[Start Source material]

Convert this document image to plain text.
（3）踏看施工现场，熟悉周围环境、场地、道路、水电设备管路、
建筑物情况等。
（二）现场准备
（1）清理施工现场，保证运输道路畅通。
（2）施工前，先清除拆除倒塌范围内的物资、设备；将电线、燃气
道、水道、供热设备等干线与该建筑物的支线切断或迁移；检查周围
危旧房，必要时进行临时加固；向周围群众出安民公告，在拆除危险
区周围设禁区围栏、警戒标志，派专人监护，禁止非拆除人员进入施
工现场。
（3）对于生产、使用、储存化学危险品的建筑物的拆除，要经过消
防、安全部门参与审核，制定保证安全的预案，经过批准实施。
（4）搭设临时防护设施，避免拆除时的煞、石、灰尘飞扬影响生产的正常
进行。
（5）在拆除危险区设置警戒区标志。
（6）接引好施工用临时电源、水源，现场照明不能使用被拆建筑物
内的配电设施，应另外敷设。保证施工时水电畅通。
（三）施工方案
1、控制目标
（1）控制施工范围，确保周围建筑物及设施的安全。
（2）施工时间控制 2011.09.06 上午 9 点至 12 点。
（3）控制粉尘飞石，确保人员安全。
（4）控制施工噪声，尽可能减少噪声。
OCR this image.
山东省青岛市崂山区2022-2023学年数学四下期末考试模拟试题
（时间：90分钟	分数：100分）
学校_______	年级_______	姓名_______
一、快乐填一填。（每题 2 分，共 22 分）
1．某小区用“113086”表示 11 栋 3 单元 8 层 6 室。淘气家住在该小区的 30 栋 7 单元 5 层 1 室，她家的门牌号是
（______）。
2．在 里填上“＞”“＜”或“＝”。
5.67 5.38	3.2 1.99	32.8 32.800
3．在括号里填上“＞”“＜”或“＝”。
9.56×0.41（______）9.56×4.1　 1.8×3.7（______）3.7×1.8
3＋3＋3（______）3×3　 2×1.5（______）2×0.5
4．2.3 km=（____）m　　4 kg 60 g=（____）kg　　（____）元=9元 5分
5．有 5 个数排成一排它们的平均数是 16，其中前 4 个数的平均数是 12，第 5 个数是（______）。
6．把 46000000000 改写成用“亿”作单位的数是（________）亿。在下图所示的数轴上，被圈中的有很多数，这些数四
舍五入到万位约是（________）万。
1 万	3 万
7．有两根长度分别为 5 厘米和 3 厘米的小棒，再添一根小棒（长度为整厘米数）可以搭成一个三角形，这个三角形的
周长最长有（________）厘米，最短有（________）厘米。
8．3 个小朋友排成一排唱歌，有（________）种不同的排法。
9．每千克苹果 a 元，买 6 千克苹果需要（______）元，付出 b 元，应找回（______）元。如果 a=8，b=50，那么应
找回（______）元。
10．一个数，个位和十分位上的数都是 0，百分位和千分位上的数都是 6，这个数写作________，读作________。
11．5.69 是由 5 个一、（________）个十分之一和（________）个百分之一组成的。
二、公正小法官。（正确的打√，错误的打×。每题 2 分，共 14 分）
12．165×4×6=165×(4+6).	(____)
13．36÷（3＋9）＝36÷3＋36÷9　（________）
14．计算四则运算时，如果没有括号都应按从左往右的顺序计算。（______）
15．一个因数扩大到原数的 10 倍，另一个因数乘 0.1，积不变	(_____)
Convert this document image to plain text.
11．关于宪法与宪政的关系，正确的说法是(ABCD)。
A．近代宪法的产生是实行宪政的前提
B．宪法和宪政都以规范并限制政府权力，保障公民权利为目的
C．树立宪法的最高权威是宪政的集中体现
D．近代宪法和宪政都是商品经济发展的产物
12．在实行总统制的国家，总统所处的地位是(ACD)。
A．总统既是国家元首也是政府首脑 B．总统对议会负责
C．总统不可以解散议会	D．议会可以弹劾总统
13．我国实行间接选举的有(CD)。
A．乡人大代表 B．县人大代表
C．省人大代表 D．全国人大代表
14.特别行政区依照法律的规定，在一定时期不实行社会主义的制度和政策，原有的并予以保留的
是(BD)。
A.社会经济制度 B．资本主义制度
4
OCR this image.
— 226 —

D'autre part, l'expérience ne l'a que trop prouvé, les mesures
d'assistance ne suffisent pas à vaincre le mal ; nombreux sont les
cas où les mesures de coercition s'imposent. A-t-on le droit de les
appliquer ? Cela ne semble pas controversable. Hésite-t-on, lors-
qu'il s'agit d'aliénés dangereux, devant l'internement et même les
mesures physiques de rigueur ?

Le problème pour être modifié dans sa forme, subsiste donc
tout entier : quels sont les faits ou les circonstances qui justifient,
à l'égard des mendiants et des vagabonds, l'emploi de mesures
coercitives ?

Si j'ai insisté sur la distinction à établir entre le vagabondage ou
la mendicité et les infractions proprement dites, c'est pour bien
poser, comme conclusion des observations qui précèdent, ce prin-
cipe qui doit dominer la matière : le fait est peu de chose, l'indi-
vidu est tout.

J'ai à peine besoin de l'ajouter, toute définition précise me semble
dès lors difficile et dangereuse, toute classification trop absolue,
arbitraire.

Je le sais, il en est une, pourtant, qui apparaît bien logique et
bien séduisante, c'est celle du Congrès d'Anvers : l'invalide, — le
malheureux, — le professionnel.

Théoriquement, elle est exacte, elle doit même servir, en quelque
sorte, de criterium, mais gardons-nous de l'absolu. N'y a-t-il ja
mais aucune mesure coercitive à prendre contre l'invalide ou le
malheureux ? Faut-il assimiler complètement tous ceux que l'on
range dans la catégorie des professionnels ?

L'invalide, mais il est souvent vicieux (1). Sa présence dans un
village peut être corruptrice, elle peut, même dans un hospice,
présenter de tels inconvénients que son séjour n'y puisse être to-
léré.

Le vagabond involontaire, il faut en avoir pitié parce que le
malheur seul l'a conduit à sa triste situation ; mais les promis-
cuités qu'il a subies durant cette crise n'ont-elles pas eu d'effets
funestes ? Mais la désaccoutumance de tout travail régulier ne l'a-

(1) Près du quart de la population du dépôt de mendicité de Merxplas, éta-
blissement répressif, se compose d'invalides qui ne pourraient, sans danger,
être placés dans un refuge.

[End Source material]

Task objective — All of the entries above should be written out again exactly.

Correct output —
Convert this document image to plain text.
（3）踏看施工现场，熟悉周围环境、场地、道路、水电设备管路、
建筑物情况等。
（二）现场准备
（1）清理施工现场，保证运输道路畅通。
（2）施工前，先清除拆除倒塌范围内的物资、设备；将电线、燃气
道、水道、供热设备等干线与该建筑物的支线切断或迁移；检查周围
危旧房，必要时进行临时加固；向周围群众出安民公告，在拆除危险
区周围设禁区围栏、警戒标志，派专人监护，禁止非拆除人员进入施
工现场。
（3）对于生产、使用、储存化学危险品的建筑物的拆除，要经过消
防、安全部门参与审核，制定保证安全的预案，经过批准实施。
（4）搭设临时防护设施，避免拆除时的煞、石、灰尘飞扬影响生产的正常
进行。
（5）在拆除危险区设置警戒区标志。
（6）接引好施工用临时电源、水源，现场照明不能使用被拆建筑物
内的配电设施，应另外敷设。保证施工时水电畅通。
（三）施工方案
1、控制目标
（1）控制施工范围，确保周围建筑物及设施的安全。
（2）施工时间控制 2011.09.06 上午 9 点至 12 点。
（3）控制粉尘飞石，确保人员安全。
（4）控制施工噪声，尽可能减少噪声。
OCR this image.
山东省青岛市崂山区2022-2023学年数学四下期末考试模拟试题
（时间：90分钟	分数：100分）
学校_______	年级_______	姓名_______
一、快乐填一填。（每题 2 分，共 22 分）
1．某小区用“113086”表示 11 栋 3 单元 8 层 6 室。淘气家住在该小区的 30 栋 7 单元 5 层 1 室，她家的门牌号是
（______）。
2．在 里填上“＞”“＜”或“＝”。
5.67 5.38	3.2 1.99	32.8 32.800
3．在括号里填上“＞”“＜”或“＝”。
9.56×0.41（______）9.56×4.1　 1.8×3.7（______）3.7×1.8
3＋3＋3（______）3×3　 2×1.5（______）2×0.5
4．2.3 km=（____）m　　4 kg 60 g=（____）kg　　（____）元=9元 5分
5．有 5 个数排成一排它们的平均数是 16，其中前 4 个数的平均数是 12，第 5 个数是（______）。
6．把 46000000000 改写成用“亿”作单位的数是（________）亿。在下图所示的数轴上，被圈中的有很多数，这些数四
舍五入到万位约是（________）万。
1 万	3 万
7．有两根长度分别为 5 厘米和 3 厘米的小棒，再添一根小棒（长度为整厘米数）可以搭成一个三角形，这个三角形的
周长最长有（________）厘米，最短有（________）厘米。
8．3 个小朋友排成一排唱歌，有（________）种不同的排法。
9．每千克苹果 a 元，买 6 千克苹果需要（______）元，付出 b 元，应找回（______）元。如果 a=8，b=50，那么应
找回（______）元。
10．一个数，个位和十分位上的数都是 0，百分位和千分位上的数都是 6，这个数写作________，读作________。
11．5.69 是由 5 个一、（________）个十分之一和（________）个百分之一组成的。
二、公正小法官。（正确的打√，错误的打×。每题 2 分，共 14 分）
12．165×4×6=165×(4+6).	(____)
13．36÷（3＋9）＝36÷3＋36÷9　（________）
14．计算四则运算时，如果没有括号都应按从左往右的顺序计算。（______）
15．一个因数扩大到原数的 10 倍，另一个因数乘 0.1，积不变	(_____)
Convert this document image to plain text.
11．关于宪法与宪政的关系，正确的说法是(ABCD)。
A．近代宪法的产生是实行宪政的前提
B．宪法和宪政都以规范并限制政府权力，保障公民权利为目的
C．树立宪法的最高权威是宪政的集中体现
D．近代宪法和宪政都是商品经济发展的产物
12．在实行总统制的国家，总统所处的地位是(ACD)。
A．总统既是国家元首也是政府首脑 B．总统对议会负责
C．总统不可以解散议会	D．议会可以弹劾总统
13．我国实行间接选举的有(CD)。
A．乡人大代表 B．县人大代表
C．省人大代表 D．全国人大代表
14.特别行政区依照法律的规定，在一定时期不实行社会主义的制度和政策，原有的并予以保留的
是(BD)。
A.社会经济制度 B．资本主义制度
4
OCR this image.
— 226 —

D'autre part, l'expérience ne l'a que trop prouvé, les mesures
d'assistance ne suffisent pas à vaincre le mal ; nombreux sont les
cas où les mesures de coercition s'imposent. A-t-on le droit de les
appliquer ? Cela ne semble pas controversable. Hésite-t-on, lors-
qu'il s'agit d'aliénés dangereux, devant l'internement et même les
mesures physiques de rigueur ?

Le problème pour être modifié dans sa forme, subsiste donc
tout entier : quels sont les faits ou les circonstances qui justifient,
à l'égard des mendiants et des vagabonds, l'emploi de mesures
coercitives ?

Si j'ai insisté sur la distinction à établir entre le vagabondage ou
la mendicité et les infractions proprement dites, c'est pour bien
poser, comme conclusion des observations qui précèdent, ce prin-
cipe qui doit dominer la matière : le fait est peu de chose, l'indi-
vidu est tout.

J'ai à peine besoin de l'ajouter, toute définition précise me semble
dès lors difficile et dangereuse, toute classification trop absolue,
arbitraire.

Je le sais, il en est une, pourtant, qui apparaît bien logique et
bien séduisante, c'est celle du Congrès d'Anvers : l'invalide, — le
malheureux, — le professionnel.

Théoriquement, elle est exacte, elle doit même servir, en quelque
sorte, de criterium, mais gardons-nous de l'absolu. N'y a-t-il ja
mais aucune mesure coercitive à prendre contre l'invalide ou le
malheureux ? Faut-il assimiler complètement tous ceux que l'on
range dans la catégorie des professionnels ?

L'invalide, mais il est souvent vicieux (1). Sa présence dans un
village peut être corruptrice, elle peut, même dans un hospice,
présenter de tels inconvénients que son séjour n'y puisse être to-
léré.

Le vagabond involontaire, il faut en avoir pitié parce que le
malheur seul l'a conduit à sa triste situation ; mais les promis-
cuités qu'il a subies durant cette crise n'ont-elles pas eu d'effets
funestes ? Mais la désaccoutumance de tout travail régulier ne l'a-

(1) Près du quart de la population du dépôt de mendicité de Merxplas, éta-
blissement répressif, se compose d'invalides qui ne pourraient, sans danger,
être placés dans un refuge.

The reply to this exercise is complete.